**What needs to be done:**
Please retype the entries from the first line down to the line with "label-atividade: Atividade: [297,232,365,244]", keeping every character unchanged, and stop after that line.

**Extracted records:**
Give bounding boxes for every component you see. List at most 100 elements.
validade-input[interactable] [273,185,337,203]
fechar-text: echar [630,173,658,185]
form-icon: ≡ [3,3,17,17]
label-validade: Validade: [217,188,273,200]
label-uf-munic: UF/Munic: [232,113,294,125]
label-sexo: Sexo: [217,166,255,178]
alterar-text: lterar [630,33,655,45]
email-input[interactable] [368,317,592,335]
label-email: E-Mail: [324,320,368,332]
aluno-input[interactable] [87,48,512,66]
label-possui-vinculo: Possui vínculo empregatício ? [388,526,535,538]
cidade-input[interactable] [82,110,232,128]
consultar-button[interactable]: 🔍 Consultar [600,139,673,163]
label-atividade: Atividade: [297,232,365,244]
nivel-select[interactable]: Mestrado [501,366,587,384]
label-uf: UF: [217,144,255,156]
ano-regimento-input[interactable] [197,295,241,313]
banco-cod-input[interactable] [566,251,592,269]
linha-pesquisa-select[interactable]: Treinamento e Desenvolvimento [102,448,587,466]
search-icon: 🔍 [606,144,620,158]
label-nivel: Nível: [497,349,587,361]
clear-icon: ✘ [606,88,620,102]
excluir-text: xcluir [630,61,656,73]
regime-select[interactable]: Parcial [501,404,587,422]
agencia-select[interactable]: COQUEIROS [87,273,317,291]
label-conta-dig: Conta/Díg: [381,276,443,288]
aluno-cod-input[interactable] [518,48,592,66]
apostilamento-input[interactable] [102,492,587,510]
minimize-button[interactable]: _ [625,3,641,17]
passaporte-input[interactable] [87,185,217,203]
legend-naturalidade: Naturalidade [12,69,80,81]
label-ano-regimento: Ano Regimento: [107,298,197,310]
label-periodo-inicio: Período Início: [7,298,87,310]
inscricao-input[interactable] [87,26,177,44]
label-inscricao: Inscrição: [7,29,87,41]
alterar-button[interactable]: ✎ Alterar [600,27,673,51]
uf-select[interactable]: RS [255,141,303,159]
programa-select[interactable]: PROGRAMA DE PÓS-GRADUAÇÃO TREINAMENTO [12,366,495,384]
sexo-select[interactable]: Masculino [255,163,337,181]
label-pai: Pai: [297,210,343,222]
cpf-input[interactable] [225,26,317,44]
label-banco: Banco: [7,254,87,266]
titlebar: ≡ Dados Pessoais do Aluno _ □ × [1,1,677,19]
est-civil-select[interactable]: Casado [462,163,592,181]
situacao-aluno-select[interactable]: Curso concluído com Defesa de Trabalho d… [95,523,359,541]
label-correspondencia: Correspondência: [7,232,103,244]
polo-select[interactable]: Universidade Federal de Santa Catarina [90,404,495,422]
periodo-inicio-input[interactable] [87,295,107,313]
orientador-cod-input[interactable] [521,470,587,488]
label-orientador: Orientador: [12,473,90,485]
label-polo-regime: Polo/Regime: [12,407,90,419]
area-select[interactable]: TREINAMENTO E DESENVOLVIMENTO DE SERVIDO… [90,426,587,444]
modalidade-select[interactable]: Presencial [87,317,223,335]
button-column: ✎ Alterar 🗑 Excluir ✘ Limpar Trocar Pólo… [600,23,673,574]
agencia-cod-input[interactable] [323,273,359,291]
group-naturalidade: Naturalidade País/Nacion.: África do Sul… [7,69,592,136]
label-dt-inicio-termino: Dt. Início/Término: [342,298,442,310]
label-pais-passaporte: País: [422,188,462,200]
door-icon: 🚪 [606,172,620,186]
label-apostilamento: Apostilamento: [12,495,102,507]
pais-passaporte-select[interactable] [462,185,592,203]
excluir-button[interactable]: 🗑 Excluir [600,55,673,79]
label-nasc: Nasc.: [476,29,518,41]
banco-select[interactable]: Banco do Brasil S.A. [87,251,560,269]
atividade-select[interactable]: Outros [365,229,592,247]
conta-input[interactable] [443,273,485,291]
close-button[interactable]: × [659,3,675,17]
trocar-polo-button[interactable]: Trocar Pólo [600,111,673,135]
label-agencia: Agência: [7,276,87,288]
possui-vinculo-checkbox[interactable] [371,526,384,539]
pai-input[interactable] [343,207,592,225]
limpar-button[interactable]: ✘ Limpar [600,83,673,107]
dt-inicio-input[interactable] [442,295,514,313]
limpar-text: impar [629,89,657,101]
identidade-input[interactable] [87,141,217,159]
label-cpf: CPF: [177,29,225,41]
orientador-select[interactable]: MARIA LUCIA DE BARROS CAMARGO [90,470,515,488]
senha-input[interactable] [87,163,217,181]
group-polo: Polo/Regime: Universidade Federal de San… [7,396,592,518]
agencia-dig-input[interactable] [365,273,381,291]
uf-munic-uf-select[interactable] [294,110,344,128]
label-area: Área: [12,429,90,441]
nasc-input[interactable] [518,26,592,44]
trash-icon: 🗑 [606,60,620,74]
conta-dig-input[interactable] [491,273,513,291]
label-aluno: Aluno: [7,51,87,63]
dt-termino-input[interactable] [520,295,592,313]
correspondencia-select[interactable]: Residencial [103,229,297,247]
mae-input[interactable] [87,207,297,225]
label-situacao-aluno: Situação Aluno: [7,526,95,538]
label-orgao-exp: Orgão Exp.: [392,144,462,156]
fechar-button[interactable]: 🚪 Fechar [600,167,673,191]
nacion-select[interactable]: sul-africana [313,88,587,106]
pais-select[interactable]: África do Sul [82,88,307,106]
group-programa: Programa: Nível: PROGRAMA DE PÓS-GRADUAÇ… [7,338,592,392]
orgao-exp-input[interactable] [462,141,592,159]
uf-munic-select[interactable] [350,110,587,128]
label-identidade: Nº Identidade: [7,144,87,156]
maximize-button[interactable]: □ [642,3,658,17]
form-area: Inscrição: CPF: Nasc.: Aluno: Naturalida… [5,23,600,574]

**Solution for this task:**
Give bounding boxes for every component you see. List at most 100 elements.
validade-input[interactable] [273,185,337,203]
fechar-text: echar [630,173,658,185]
form-icon: ≡ [3,3,17,17]
label-validade: Validade: [217,188,273,200]
label-uf-munic: UF/Munic: [232,113,294,125]
label-sexo: Sexo: [217,166,255,178]
alterar-text: lterar [630,33,655,45]
email-input[interactable] [368,317,592,335]
label-email: E-Mail: [324,320,368,332]
aluno-input[interactable] [87,48,512,66]
label-possui-vinculo: Possui vínculo empregatício ? [388,526,535,538]
cidade-input[interactable] [82,110,232,128]
consultar-button[interactable]: 🔍 Consultar [600,139,673,163]
label-atividade: Atividade: [297,232,365,244]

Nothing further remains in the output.